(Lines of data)
Begin

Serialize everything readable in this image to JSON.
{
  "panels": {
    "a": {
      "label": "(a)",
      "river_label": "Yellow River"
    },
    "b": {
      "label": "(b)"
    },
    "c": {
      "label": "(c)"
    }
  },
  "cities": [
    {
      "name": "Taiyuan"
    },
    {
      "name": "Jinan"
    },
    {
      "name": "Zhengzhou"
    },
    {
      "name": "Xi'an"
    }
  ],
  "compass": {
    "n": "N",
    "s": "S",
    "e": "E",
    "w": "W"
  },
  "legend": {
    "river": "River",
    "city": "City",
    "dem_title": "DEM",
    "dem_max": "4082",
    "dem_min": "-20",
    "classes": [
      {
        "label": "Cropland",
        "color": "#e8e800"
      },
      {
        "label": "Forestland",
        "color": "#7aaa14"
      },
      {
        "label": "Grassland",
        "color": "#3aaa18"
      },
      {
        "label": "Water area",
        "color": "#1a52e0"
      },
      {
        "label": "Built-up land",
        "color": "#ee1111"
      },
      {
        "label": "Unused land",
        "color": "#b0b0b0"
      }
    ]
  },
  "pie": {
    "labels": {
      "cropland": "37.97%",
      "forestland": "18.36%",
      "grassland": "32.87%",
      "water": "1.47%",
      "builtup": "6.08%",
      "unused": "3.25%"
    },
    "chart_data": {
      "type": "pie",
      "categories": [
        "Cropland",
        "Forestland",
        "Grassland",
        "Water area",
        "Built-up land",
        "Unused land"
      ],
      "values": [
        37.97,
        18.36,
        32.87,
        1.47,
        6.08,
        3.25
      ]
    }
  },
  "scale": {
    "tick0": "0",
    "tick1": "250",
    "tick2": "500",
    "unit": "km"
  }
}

End

--- Task to carry out ---
In the material above, how many lines hold the word "River"? Say only the number.

--- Problem solution ---
2